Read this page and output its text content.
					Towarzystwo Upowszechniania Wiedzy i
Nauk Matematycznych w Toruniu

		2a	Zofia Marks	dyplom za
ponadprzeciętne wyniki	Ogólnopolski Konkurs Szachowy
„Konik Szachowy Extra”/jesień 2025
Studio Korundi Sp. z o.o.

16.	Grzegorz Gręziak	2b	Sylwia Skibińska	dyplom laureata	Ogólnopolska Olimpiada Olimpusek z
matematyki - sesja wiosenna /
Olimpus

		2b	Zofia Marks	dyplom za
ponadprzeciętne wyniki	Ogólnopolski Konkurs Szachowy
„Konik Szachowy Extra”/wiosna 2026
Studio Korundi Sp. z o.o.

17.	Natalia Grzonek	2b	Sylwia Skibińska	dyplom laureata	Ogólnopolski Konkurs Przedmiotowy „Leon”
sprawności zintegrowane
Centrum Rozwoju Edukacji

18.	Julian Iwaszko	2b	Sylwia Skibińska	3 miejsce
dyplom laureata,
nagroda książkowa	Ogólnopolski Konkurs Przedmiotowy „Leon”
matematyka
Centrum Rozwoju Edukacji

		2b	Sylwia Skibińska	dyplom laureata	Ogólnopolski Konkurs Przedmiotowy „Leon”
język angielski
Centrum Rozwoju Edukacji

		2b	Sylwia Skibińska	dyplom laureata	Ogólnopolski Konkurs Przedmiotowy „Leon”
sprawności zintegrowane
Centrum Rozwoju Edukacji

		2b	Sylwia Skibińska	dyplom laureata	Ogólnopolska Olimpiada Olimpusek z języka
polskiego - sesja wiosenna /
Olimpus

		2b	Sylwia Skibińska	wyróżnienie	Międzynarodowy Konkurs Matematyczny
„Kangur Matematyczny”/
_ _ _ _ _ _ _
**Task prompt:**
Go through the records above and retype each one exactly.

**Result for this exercise:**
Read this page and output its text content.
					Towarzystwo Upowszechniania Wiedzy i
Nauk Matematycznych w Toruniu

		2a	Zofia Marks	dyplom za
ponadprzeciętne wyniki	Ogólnopolski Konkurs Szachowy
„Konik Szachowy Extra”/jesień 2025
Studio Korundi Sp. z o.o.

16.	Grzegorz Gręziak	2b	Sylwia Skibińska	dyplom laureata	Ogólnopolska Olimpiada Olimpusek z
matematyki - sesja wiosenna /
Olimpus

		2b	Zofia Marks	dyplom za
ponadprzeciętne wyniki	Ogólnopolski Konkurs Szachowy
„Konik Szachowy Extra”/wiosna 2026
Studio Korundi Sp. z o.o.

17.	Natalia Grzonek	2b	Sylwia Skibińska	dyplom laureata	Ogólnopolski Konkurs Przedmiotowy „Leon”
sprawności zintegrowane
Centrum Rozwoju Edukacji

18.	Julian Iwaszko	2b	Sylwia Skibińska	3 miejsce
dyplom laureata,
nagroda książkowa	Ogólnopolski Konkurs Przedmiotowy „Leon”
matematyka
Centrum Rozwoju Edukacji

		2b	Sylwia Skibińska	dyplom laureata	Ogólnopolski Konkurs Przedmiotowy „Leon”
język angielski
Centrum Rozwoju Edukacji

		2b	Sylwia Skibińska	dyplom laureata	Ogólnopolski Konkurs Przedmiotowy „Leon”
sprawności zintegrowane
Centrum Rozwoju Edukacji

		2b	Sylwia Skibińska	dyplom laureata	Ogólnopolska Olimpiada Olimpusek z języka
polskiego - sesja wiosenna /
Olimpus

		2b	Sylwia Skibińska	wyróżnienie	Międzynarodowy Konkurs Matematyczny
„Kangur Matematyczny”/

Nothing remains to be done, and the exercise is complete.